_What you will do_
Omit all images. Write out the rest of the material exactly.

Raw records
>> BEGIN

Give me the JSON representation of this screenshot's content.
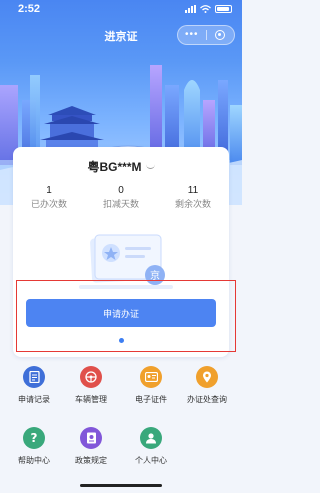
{
  "status_bar": {
    "time": "2:52"
  },
  "nav": {
    "title": "进京证",
    "menu_icon": "more-dots-icon",
    "close_icon": "target-icon"
  },
  "vehicle": {
    "plate": "粤BG***M"
  },
  "stats": [
    {
      "value": "1",
      "label": "已办次数"
    },
    {
      "value": "0",
      "label": "扣减天数"
    },
    {
      "value": "11",
      "label": "剩余次数"
    }
  ],
  "illustration": {
    "badge_text": "京"
  },
  "apply_button": {
    "label": "申请办证"
  },
  "colors": {
    "primary": "#4d84f2",
    "highlight_border": "#e53935"
  },
  "services": [
    {
      "label": "申请记录",
      "icon": "document-icon",
      "color": "#3f6fd8"
    },
    {
      "label": "车辆管理",
      "icon": "steering-wheel-icon",
      "color": "#e0504b"
    },
    {
      "label": "电子证件",
      "icon": "id-card-icon",
      "color": "#f0a02c"
    },
    {
      "label": "办证处查询",
      "icon": "location-pin-icon",
      "color": "#f0a02c"
    },
    {
      "label": "帮助中心",
      "icon": "help-icon",
      "color": "#39a87b"
    },
    {
      "label": "政策规定",
      "icon": "policy-icon",
      "color": "#8156d9"
    },
    {
      "label": "个人中心",
      "icon": "user-icon",
      "color": "#39a87b"
    }
  ]
}
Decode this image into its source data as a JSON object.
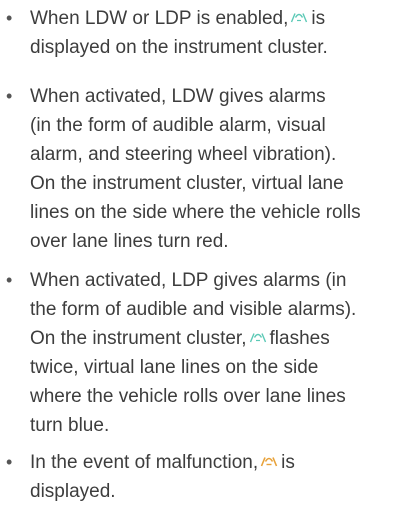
{
  "colors": {
    "text": "#3d3d3d",
    "lane_icon_normal": "#5cc9b6",
    "lane_icon_malfunction": "#e8a23a"
  },
  "icons": {
    "lane_icon_normal": "lane-departure-icon-green",
    "lane_icon_malfunction": "lane-departure-icon-amber"
  },
  "items": [
    {
      "bullet": "•",
      "lines": [
        {
          "a": "When LDW or LDP is enabled,",
          "b": "is"
        },
        {
          "text": "displayed on the instrument cluster."
        }
      ]
    },
    {
      "bullet": "•",
      "lines": [
        "When activated, LDW gives alarms",
        "(in the form of audible alarm, visual",
        "alarm, and steering wheel vibration).",
        "On the instrument cluster, virtual lane",
        "lines on the side where the vehicle rolls",
        "over lane lines turn red."
      ]
    },
    {
      "bullet": "•",
      "lines": [
        {
          "text": "When activated, LDP gives alarms (in"
        },
        {
          "text": "the form of audible and visible alarms)."
        },
        {
          "a": "On the instrument cluster,",
          "b": "flashes"
        },
        {
          "text": "twice, virtual lane lines on the side"
        },
        {
          "text": "where the vehicle rolls over lane lines"
        },
        {
          "text": "turn blue."
        }
      ]
    },
    {
      "bullet": "•",
      "lines": [
        {
          "a": "In the event of malfunction,",
          "b": "is"
        },
        {
          "text": "displayed."
        }
      ]
    }
  ]
}
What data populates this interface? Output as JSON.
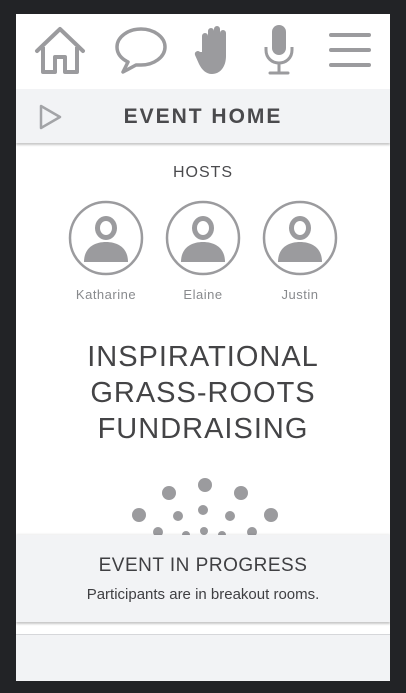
{
  "nav": {
    "icons": [
      "home-icon",
      "chat-bubble-icon",
      "raise-hand-icon",
      "microphone-icon",
      "menu-icon"
    ]
  },
  "header": {
    "title": "EVENT HOME",
    "icon": "play-icon"
  },
  "hosts": {
    "title": "HOSTS",
    "people": [
      {
        "name": "Katharine"
      },
      {
        "name": "Elaine"
      },
      {
        "name": "Justin"
      }
    ]
  },
  "event": {
    "title_lines": [
      "INSPIRATIONAL",
      "GRASS-ROOTS",
      "FUNDRAISING"
    ]
  },
  "status": {
    "title": "EVENT IN PROGRESS",
    "subtitle": "Participants are in breakout rooms."
  },
  "colors": {
    "icon_gray": "#9b9b9e",
    "text_dark": "#444446",
    "panel_bg": "#f2f3f5",
    "frame": "#222326"
  }
}
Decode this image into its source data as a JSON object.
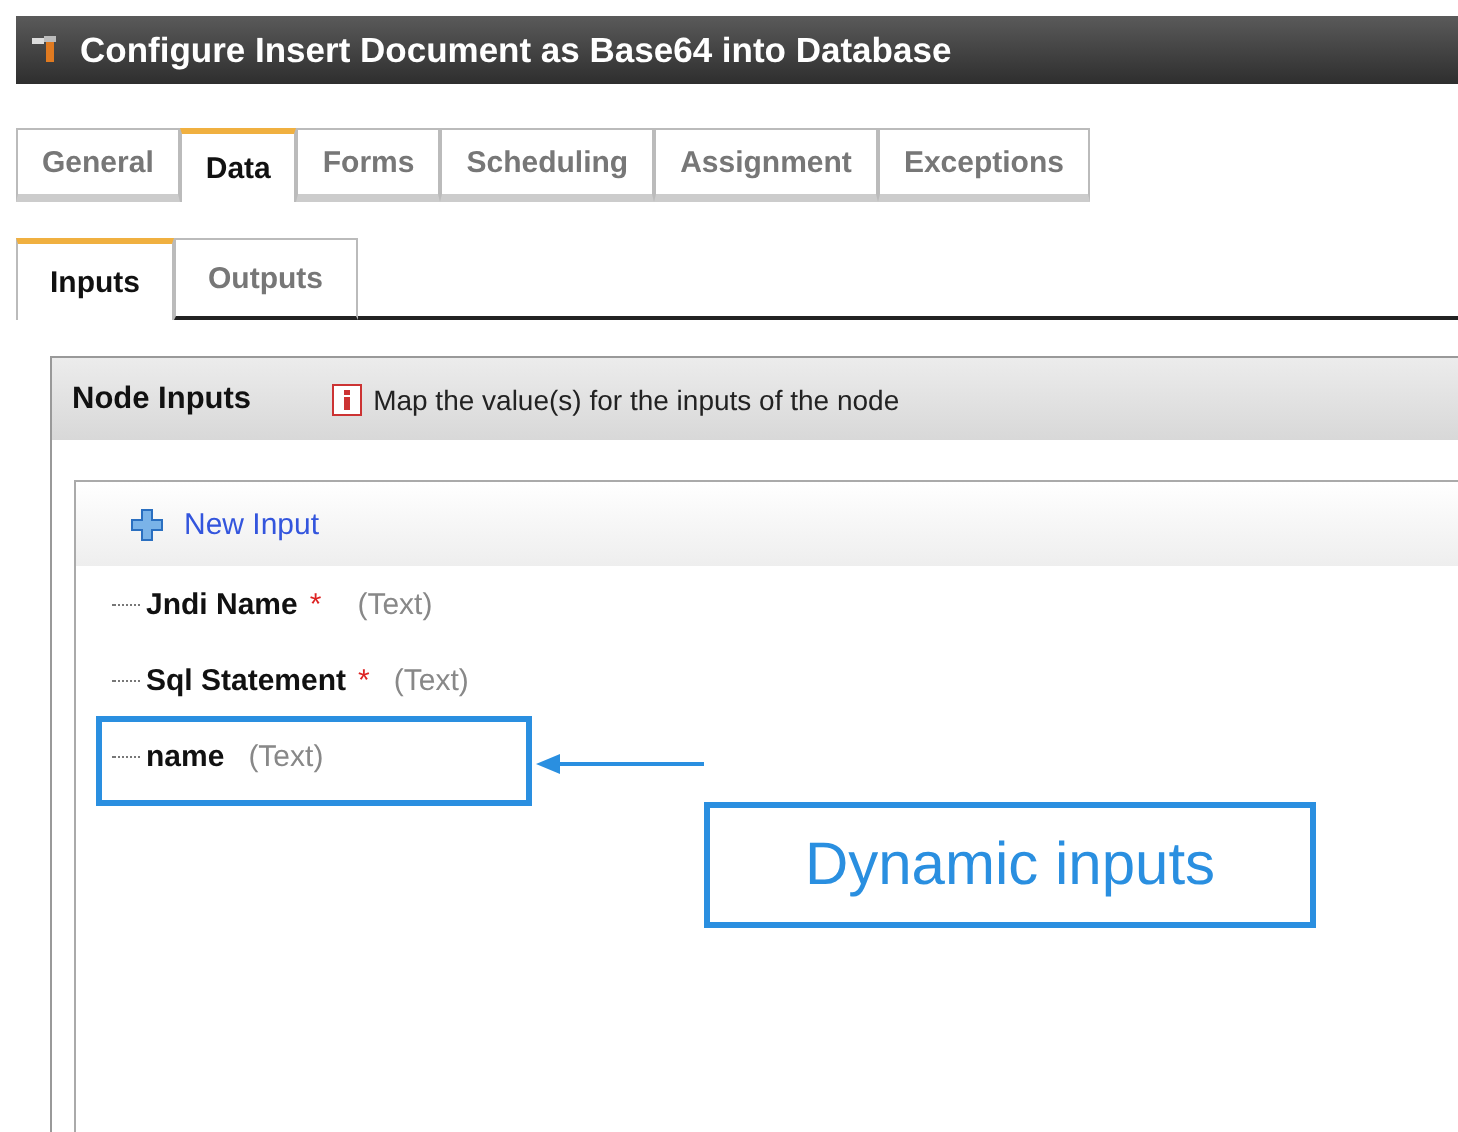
{
  "window": {
    "title": "Configure Insert Document as Base64 into Database"
  },
  "tabs": [
    {
      "label": "General",
      "selected": false
    },
    {
      "label": "Data",
      "selected": true
    },
    {
      "label": "Forms",
      "selected": false
    },
    {
      "label": "Scheduling",
      "selected": false
    },
    {
      "label": "Assignment",
      "selected": false
    },
    {
      "label": "Exceptions",
      "selected": false
    }
  ],
  "subtabs": [
    {
      "label": "Inputs",
      "selected": true
    },
    {
      "label": "Outputs",
      "selected": false
    }
  ],
  "panel": {
    "title": "Node Inputs",
    "hint": "Map the value(s) for the inputs of the node",
    "new_input": "New Input",
    "inputs": [
      {
        "name": "Jndi Name",
        "required_mark": "*",
        "type": "(Text)"
      },
      {
        "name": "Sql Statement",
        "required_mark": "*",
        "type": "(Text)"
      },
      {
        "name": "name",
        "type": "(Text)"
      }
    ]
  },
  "callout": {
    "text": "Dynamic inputs"
  }
}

>> END

_Result of the task_
Give me the JSON representation of this screenshot's content.
{
  "status_bar": {
    "time": "2:52"
  },
  "nav": {
    "title": "进京证",
    "menu_icon": "more-dots-icon",
    "close_icon": "target-icon"
  },
  "vehicle": {
    "plate": "粤BG***M"
  },
  "stats": [
    {
      "value": "1",
      "label": "已办次数"
    },
    {
      "value": "0",
      "label": "扣减天数"
    },
    {
      "value": "11",
      "label": "剩余次数"
    }
  ],
  "illustration": {
    "badge_text": "京"
  },
  "apply_button": {
    "label": "申请办证"
  },
  "colors": {
    "primary": "#4d84f2",
    "highlight_border": "#e53935"
  },
  "services": [
    {
      "label": "申请记录",
      "icon": "document-icon",
      "color": "#3f6fd8"
    },
    {
      "label": "车辆管理",
      "icon": "steering-wheel-icon",
      "color": "#e0504b"
    },
    {
      "label": "电子证件",
      "icon": "id-card-icon",
      "color": "#f0a02c"
    },
    {
      "label": "办证处查询",
      "icon": "location-pin-icon",
      "color": "#f0a02c"
    },
    {
      "label": "帮助中心",
      "icon": "help-icon",
      "color": "#39a87b"
    },
    {
      "label": "政策规定",
      "icon": "policy-icon",
      "color": "#8156d9"
    },
    {
      "label": "个人中心",
      "icon": "user-icon",
      "color": "#39a87b"
    }
  ]
}
Decode this image into its source data as a JSON object.
{
  "colors": {
    "text": "#3d3d3d",
    "lane_icon_normal": "#5cc9b6",
    "lane_icon_malfunction": "#e8a23a"
  },
  "icons": {
    "lane_icon_normal": "lane-departure-icon-green",
    "lane_icon_malfunction": "lane-departure-icon-amber"
  },
  "items": [
    {
      "bullet": "•",
      "lines": [
        {
          "a": "When LDW or LDP is enabled,",
          "b": "is"
        },
        {
          "text": "displayed on the instrument cluster."
        }
      ]
    },
    {
      "bullet": "•",
      "lines": [
        "When activated, LDW gives alarms",
        "(in the form of audible alarm, visual",
        "alarm, and steering wheel vibration).",
        "On the instrument cluster, virtual lane",
        "lines on the side where the vehicle rolls",
        "over lane lines turn red."
      ]
    },
    {
      "bullet": "•",
      "lines": [
        {
          "text": "When activated, LDP gives alarms (in"
        },
        {
          "text": "the form of audible and visible alarms)."
        },
        {
          "a": "On the instrument cluster,",
          "b": "flashes"
        },
        {
          "text": "twice, virtual lane lines on the side"
        },
        {
          "text": "where the vehicle rolls over lane lines"
        },
        {
          "text": "turn blue."
        }
      ]
    },
    {
      "bullet": "•",
      "lines": [
        {
          "a": "In the event of malfunction,",
          "b": "is"
        },
        {
          "text": "displayed."
        }
      ]
    }
  ]
}
What data populates this interface? Output as JSON.
{
  "nav": {
    "icons": [
      "home-icon",
      "chat-bubble-icon",
      "raise-hand-icon",
      "microphone-icon",
      "menu-icon"
    ]
  },
  "header": {
    "title": "EVENT HOME",
    "icon": "play-icon"
  },
  "hosts": {
    "title": "HOSTS",
    "people": [
      {
        "name": "Katharine"
      },
      {
        "name": "Elaine"
      },
      {
        "name": "Justin"
      }
    ]
  },
  "event": {
    "title_lines": [
      "INSPIRATIONAL",
      "GRASS-ROOTS",
      "FUNDRAISING"
    ]
  },
  "status": {
    "title": "EVENT IN PROGRESS",
    "subtitle": "Participants are in breakout rooms."
  },
  "colors": {
    "icon_gray": "#9b9b9e",
    "text_dark": "#444446",
    "panel_bg": "#f2f3f5",
    "frame": "#222326"
  }
}
Decode this image into its source data as a JSON object.
{
  "window": {
    "title": "Configure Insert Document as Base64 into Database"
  },
  "tabs": [
    {
      "label": "General",
      "selected": false
    },
    {
      "label": "Data",
      "selected": true
    },
    {
      "label": "Forms",
      "selected": false
    },
    {
      "label": "Scheduling",
      "selected": false
    },
    {
      "label": "Assignment",
      "selected": false
    },
    {
      "label": "Exceptions",
      "selected": false
    }
  ],
  "subtabs": [
    {
      "label": "Inputs",
      "selected": true
    },
    {
      "label": "Outputs",
      "selected": false
    }
  ],
  "panel": {
    "title": "Node Inputs",
    "hint": "Map the value(s) for the inputs of the node",
    "new_input": "New Input",
    "inputs": [
      {
        "name": "Jndi Name",
        "required_mark": "*",
        "type": "(Text)"
      },
      {
        "name": "Sql Statement",
        "required_mark": "*",
        "type": "(Text)"
      },
      {
        "name": "name",
        "type": "(Text)"
      }
    ]
  },
  "callout": {
    "text": "Dynamic inputs"
  }
}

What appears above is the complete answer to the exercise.